▸ Records from a collection
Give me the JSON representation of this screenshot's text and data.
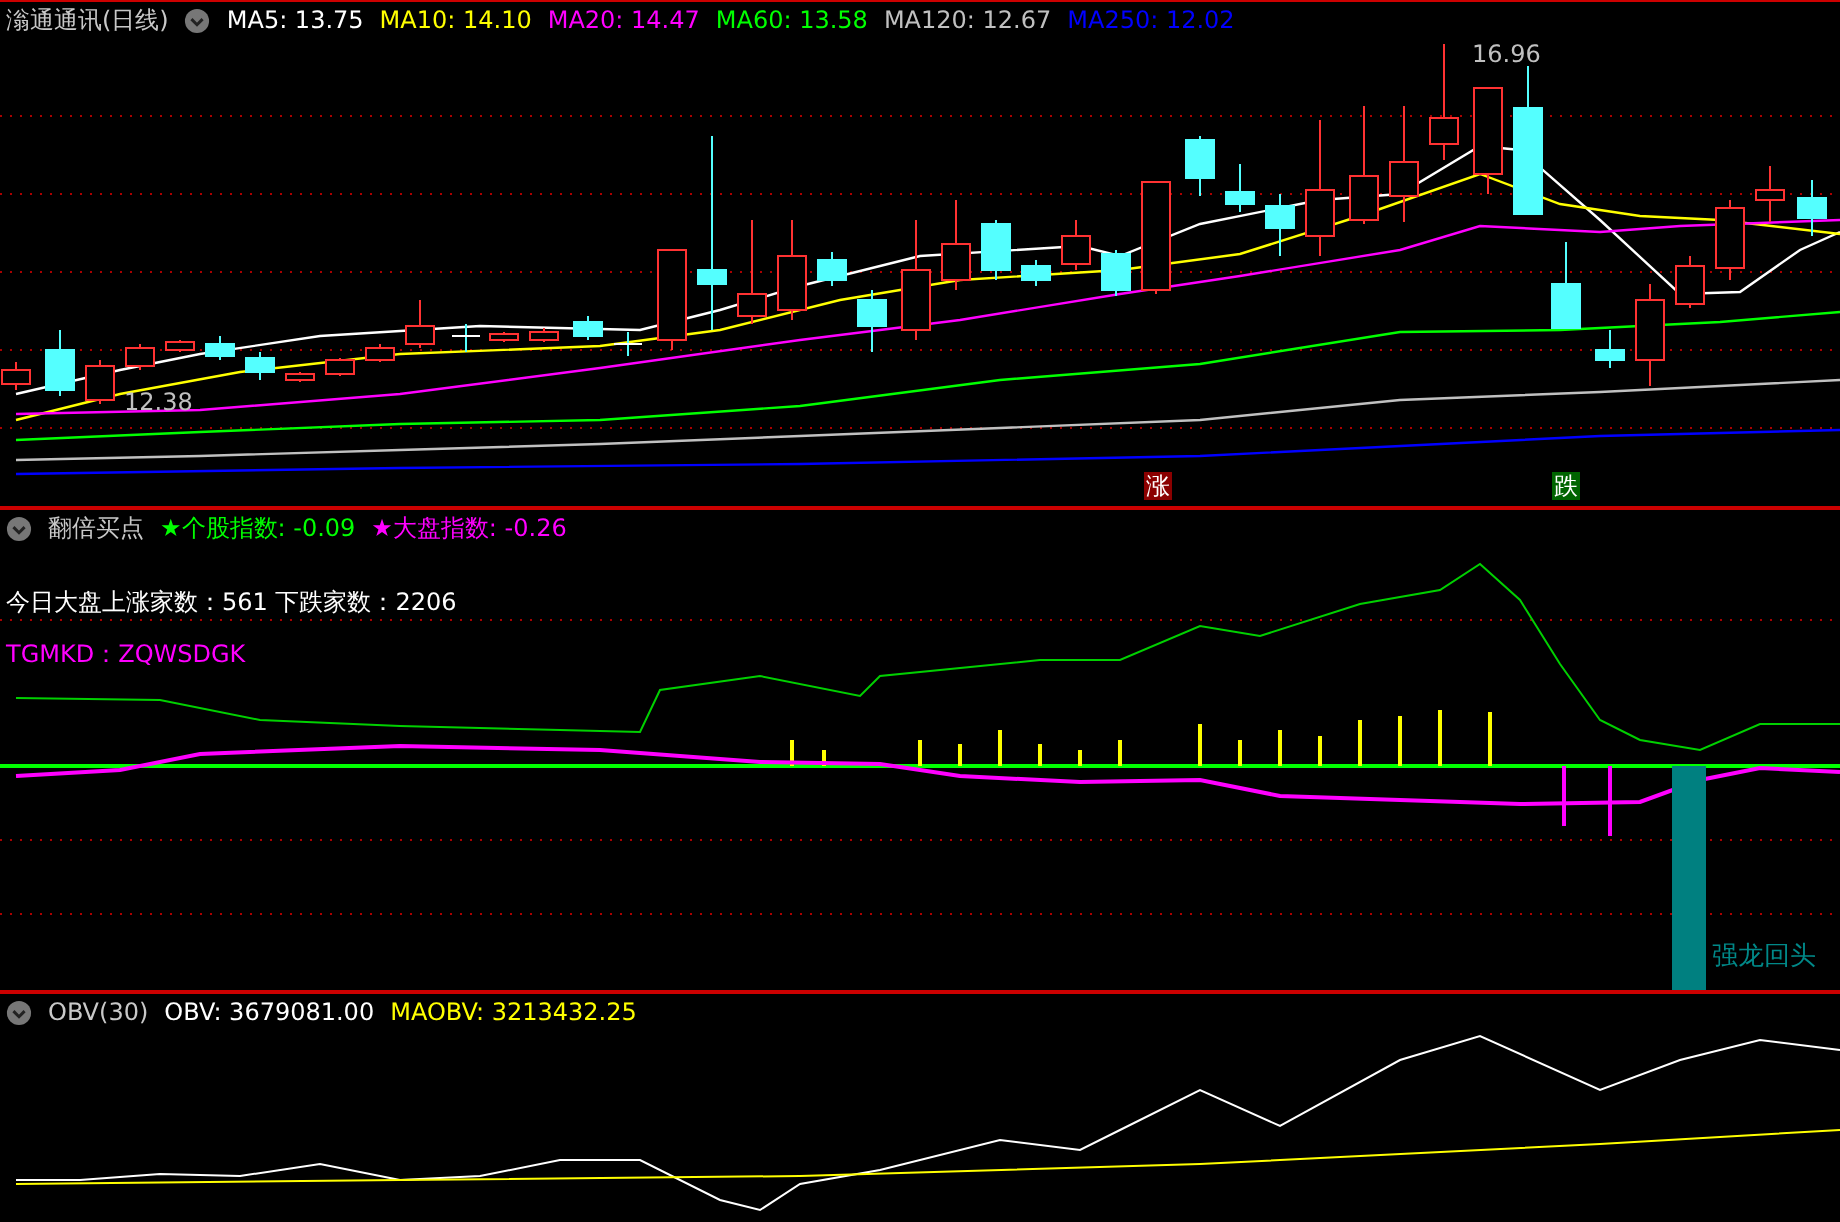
{
  "main_panel": {
    "title": "滃通通讯(日线)",
    "indicators": [
      {
        "label": "MA5: 13.75",
        "color": "#ffffff"
      },
      {
        "label": "MA10: 14.10",
        "color": "#ffff00"
      },
      {
        "label": "MA20: 14.47",
        "color": "#ff00ff"
      },
      {
        "label": "MA60: 13.58",
        "color": "#00ff00"
      },
      {
        "label": "MA120: 12.67",
        "color": "#c0c0c0"
      },
      {
        "label": "MA250: 12.02",
        "color": "#0000ff"
      }
    ],
    "high_label": "16.96",
    "low_label": "12.38",
    "markers": [
      {
        "text": "涨",
        "kind": "rise"
      },
      {
        "text": "跌",
        "kind": "fall"
      }
    ]
  },
  "signal_panel": {
    "title": "翻倍买点",
    "indicators": [
      {
        "label": "★个股指数: -0.09",
        "color": "#00ff00"
      },
      {
        "label": "★大盘指数: -0.26",
        "color": "#ff00ff"
      }
    ],
    "breadth_text": "今日大盘上涨家数：561 下跌家数：2206",
    "formula_text": "TGMKD：ZQWSDGK",
    "signal_label": "强龙回头"
  },
  "obv_panel": {
    "title": "OBV(30)",
    "indicators": [
      {
        "label": "OBV: 3679081.00",
        "color": "#ffffff"
      },
      {
        "label": "MAOBV: 3213432.25",
        "color": "#ffff00"
      }
    ]
  }
}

▸ Exercise goal
The records above should be reproduced exactly, with no pictures included.

▸ Task answer
Give me the JSON representation of this screenshot's text and data.
{
  "main_panel": {
    "title": "滃通通讯(日线)",
    "indicators": [
      {
        "label": "MA5: 13.75",
        "color": "#ffffff"
      },
      {
        "label": "MA10: 14.10",
        "color": "#ffff00"
      },
      {
        "label": "MA20: 14.47",
        "color": "#ff00ff"
      },
      {
        "label": "MA60: 13.58",
        "color": "#00ff00"
      },
      {
        "label": "MA120: 12.67",
        "color": "#c0c0c0"
      },
      {
        "label": "MA250: 12.02",
        "color": "#0000ff"
      }
    ],
    "high_label": "16.96",
    "low_label": "12.38",
    "markers": [
      {
        "text": "涨",
        "kind": "rise"
      },
      {
        "text": "跌",
        "kind": "fall"
      }
    ]
  },
  "signal_panel": {
    "title": "翻倍买点",
    "indicators": [
      {
        "label": "★个股指数: -0.09",
        "color": "#00ff00"
      },
      {
        "label": "★大盘指数: -0.26",
        "color": "#ff00ff"
      }
    ],
    "breadth_text": "今日大盘上涨家数：561 下跌家数：2206",
    "formula_text": "TGMKD：ZQWSDGK",
    "signal_label": "强龙回头"
  },
  "obv_panel": {
    "title": "OBV(30)",
    "indicators": [
      {
        "label": "OBV: 3679081.00",
        "color": "#ffffff"
      },
      {
        "label": "MAOBV: 3213432.25",
        "color": "#ffff00"
      }
    ]
  }
}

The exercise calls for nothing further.